• [TASK DATA]
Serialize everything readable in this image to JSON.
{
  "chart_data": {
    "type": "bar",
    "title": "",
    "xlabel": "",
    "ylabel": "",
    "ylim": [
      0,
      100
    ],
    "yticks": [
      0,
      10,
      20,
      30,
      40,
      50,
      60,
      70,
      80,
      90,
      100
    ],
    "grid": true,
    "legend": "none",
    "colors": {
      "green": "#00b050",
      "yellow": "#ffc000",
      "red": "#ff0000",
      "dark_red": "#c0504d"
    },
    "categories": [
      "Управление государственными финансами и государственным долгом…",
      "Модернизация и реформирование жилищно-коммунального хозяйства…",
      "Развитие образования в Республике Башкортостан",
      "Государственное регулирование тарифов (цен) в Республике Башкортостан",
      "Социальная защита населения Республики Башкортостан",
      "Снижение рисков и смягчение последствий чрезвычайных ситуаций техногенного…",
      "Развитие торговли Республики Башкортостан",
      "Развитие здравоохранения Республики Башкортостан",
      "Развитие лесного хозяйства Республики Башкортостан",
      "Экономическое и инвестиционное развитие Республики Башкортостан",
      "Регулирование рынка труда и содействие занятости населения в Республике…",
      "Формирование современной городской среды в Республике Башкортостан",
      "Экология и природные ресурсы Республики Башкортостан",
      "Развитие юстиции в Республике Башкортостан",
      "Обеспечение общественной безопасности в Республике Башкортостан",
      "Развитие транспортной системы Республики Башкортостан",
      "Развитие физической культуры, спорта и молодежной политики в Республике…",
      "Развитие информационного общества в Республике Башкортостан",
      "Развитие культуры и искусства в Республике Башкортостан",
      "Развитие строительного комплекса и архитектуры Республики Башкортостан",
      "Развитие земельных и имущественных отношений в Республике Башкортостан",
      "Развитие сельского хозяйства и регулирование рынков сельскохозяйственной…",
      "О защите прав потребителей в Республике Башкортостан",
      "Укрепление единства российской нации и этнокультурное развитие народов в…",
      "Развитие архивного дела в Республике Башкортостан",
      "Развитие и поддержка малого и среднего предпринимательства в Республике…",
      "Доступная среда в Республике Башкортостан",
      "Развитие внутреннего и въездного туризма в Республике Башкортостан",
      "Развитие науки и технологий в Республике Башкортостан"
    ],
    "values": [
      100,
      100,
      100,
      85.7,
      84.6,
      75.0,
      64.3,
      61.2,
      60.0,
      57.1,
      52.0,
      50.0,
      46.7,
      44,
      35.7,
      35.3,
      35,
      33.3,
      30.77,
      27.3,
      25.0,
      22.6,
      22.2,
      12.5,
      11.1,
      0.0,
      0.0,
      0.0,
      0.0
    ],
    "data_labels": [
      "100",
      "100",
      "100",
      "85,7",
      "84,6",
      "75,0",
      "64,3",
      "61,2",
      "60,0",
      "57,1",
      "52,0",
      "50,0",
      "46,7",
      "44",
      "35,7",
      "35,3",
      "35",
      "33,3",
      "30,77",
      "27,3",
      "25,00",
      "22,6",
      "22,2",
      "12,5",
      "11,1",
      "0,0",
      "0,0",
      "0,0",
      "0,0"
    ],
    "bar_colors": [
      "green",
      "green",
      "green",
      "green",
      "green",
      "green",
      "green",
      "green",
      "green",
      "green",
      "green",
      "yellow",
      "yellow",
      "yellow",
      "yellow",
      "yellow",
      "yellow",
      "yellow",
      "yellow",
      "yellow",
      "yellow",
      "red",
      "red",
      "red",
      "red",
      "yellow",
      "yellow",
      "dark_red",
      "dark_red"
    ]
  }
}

• [STATED EXERCISE] Exact output of every entry is required.

• [ANSWER TO THE EXERCISE]
Serialize everything readable in this image to JSON.
{
  "chart_data": {
    "type": "bar",
    "title": "",
    "xlabel": "",
    "ylabel": "",
    "ylim": [
      0,
      100
    ],
    "yticks": [
      0,
      10,
      20,
      30,
      40,
      50,
      60,
      70,
      80,
      90,
      100
    ],
    "grid": true,
    "legend": "none",
    "colors": {
      "green": "#00b050",
      "yellow": "#ffc000",
      "red": "#ff0000",
      "dark_red": "#c0504d"
    },
    "categories": [
      "Управление государственными финансами и государственным долгом…",
      "Модернизация и реформирование жилищно-коммунального хозяйства…",
      "Развитие образования в Республике Башкортостан",
      "Государственное регулирование тарифов (цен) в Республике Башкортостан",
      "Социальная защита населения Республики Башкортостан",
      "Снижение рисков и смягчение последствий чрезвычайных ситуаций техногенного…",
      "Развитие торговли Республики Башкортостан",
      "Развитие здравоохранения Республики Башкортостан",
      "Развитие лесного хозяйства Республики Башкортостан",
      "Экономическое и инвестиционное развитие Республики Башкортостан",
      "Регулирование рынка труда и содействие занятости населения в Республике…",
      "Формирование современной городской среды в Республике Башкортостан",
      "Экология и природные ресурсы Республики Башкортостан",
      "Развитие юстиции в Республике Башкортостан",
      "Обеспечение общественной безопасности в Республике Башкортостан",
      "Развитие транспортной системы Республики Башкортостан",
      "Развитие физической культуры, спорта и молодежной политики в Республике…",
      "Развитие информационного общества в Республике Башкортостан",
      "Развитие культуры и искусства в Республике Башкортостан",
      "Развитие строительного комплекса и архитектуры Республики Башкортостан",
      "Развитие земельных и имущественных отношений в Республике Башкортостан",
      "Развитие сельского хозяйства и регулирование рынков сельскохозяйственной…",
      "О защите прав потребителей в Республике Башкортостан",
      "Укрепление единства российской нации и этнокультурное развитие народов в…",
      "Развитие архивного дела в Республике Башкортостан",
      "Развитие и поддержка малого и среднего предпринимательства в Республике…",
      "Доступная среда в Республике Башкортостан",
      "Развитие внутреннего и въездного туризма в Республике Башкортостан",
      "Развитие науки и технологий в Республике Башкортостан"
    ],
    "values": [
      100,
      100,
      100,
      85.7,
      84.6,
      75.0,
      64.3,
      61.2,
      60.0,
      57.1,
      52.0,
      50.0,
      46.7,
      44,
      35.7,
      35.3,
      35,
      33.3,
      30.77,
      27.3,
      25.0,
      22.6,
      22.2,
      12.5,
      11.1,
      0.0,
      0.0,
      0.0,
      0.0
    ],
    "data_labels": [
      "100",
      "100",
      "100",
      "85,7",
      "84,6",
      "75,0",
      "64,3",
      "61,2",
      "60,0",
      "57,1",
      "52,0",
      "50,0",
      "46,7",
      "44",
      "35,7",
      "35,3",
      "35",
      "33,3",
      "30,77",
      "27,3",
      "25,00",
      "22,6",
      "22,2",
      "12,5",
      "11,1",
      "0,0",
      "0,0",
      "0,0",
      "0,0"
    ],
    "bar_colors": [
      "green",
      "green",
      "green",
      "green",
      "green",
      "green",
      "green",
      "green",
      "green",
      "green",
      "green",
      "yellow",
      "yellow",
      "yellow",
      "yellow",
      "yellow",
      "yellow",
      "yellow",
      "yellow",
      "yellow",
      "yellow",
      "red",
      "red",
      "red",
      "red",
      "yellow",
      "yellow",
      "dark_red",
      "dark_red"
    ]
  }
}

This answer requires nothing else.